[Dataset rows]

-- BEGIN --

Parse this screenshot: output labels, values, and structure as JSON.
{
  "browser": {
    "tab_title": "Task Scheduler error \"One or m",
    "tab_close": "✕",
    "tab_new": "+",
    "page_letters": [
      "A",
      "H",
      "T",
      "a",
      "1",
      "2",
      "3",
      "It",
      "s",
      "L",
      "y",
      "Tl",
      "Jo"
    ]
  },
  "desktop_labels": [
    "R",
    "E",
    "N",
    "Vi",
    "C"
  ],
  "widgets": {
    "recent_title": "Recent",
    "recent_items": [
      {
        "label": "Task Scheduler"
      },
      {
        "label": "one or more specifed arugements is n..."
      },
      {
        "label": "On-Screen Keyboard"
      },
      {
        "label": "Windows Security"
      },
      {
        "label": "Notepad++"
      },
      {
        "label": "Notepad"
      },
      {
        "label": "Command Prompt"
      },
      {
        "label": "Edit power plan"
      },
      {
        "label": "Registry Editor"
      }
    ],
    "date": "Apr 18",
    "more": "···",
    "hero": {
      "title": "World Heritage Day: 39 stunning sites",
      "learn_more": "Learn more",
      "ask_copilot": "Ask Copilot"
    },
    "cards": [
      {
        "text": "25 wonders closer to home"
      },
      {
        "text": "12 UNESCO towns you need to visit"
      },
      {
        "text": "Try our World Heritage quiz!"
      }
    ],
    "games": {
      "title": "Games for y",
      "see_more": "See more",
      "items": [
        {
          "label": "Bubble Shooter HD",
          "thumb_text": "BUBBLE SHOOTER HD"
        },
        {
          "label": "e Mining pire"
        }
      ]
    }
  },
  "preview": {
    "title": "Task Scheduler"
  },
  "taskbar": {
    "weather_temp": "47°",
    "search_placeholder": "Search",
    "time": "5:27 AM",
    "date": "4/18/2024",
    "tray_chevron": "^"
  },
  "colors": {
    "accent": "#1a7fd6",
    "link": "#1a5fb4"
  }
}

-- END --

Task details ->
Repeat every entry exactly, please.

Task response ->
Parse this screenshot: output labels, values, and structure as JSON.
{
  "browser": {
    "tab_title": "Task Scheduler error \"One or m",
    "tab_close": "✕",
    "tab_new": "+",
    "page_letters": [
      "A",
      "H",
      "T",
      "a",
      "1",
      "2",
      "3",
      "It",
      "s",
      "L",
      "y",
      "Tl",
      "Jo"
    ]
  },
  "desktop_labels": [
    "R",
    "E",
    "N",
    "Vi",
    "C"
  ],
  "widgets": {
    "recent_title": "Recent",
    "recent_items": [
      {
        "label": "Task Scheduler"
      },
      {
        "label": "one or more specifed arugements is n..."
      },
      {
        "label": "On-Screen Keyboard"
      },
      {
        "label": "Windows Security"
      },
      {
        "label": "Notepad++"
      },
      {
        "label": "Notepad"
      },
      {
        "label": "Command Prompt"
      },
      {
        "label": "Edit power plan"
      },
      {
        "label": "Registry Editor"
      }
    ],
    "date": "Apr 18",
    "more": "···",
    "hero": {
      "title": "World Heritage Day: 39 stunning sites",
      "learn_more": "Learn more",
      "ask_copilot": "Ask Copilot"
    },
    "cards": [
      {
        "text": "25 wonders closer to home"
      },
      {
        "text": "12 UNESCO towns you need to visit"
      },
      {
        "text": "Try our World Heritage quiz!"
      }
    ],
    "games": {
      "title": "Games for y",
      "see_more": "See more",
      "items": [
        {
          "label": "Bubble Shooter HD",
          "thumb_text": "BUBBLE SHOOTER HD"
        },
        {
          "label": "e Mining pire"
        }
      ]
    }
  },
  "preview": {
    "title": "Task Scheduler"
  },
  "taskbar": {
    "weather_temp": "47°",
    "search_placeholder": "Search",
    "time": "5:27 AM",
    "date": "4/18/2024",
    "tray_chevron": "^"
  },
  "colors": {
    "accent": "#1a7fd6",
    "link": "#1a5fb4"
  }
}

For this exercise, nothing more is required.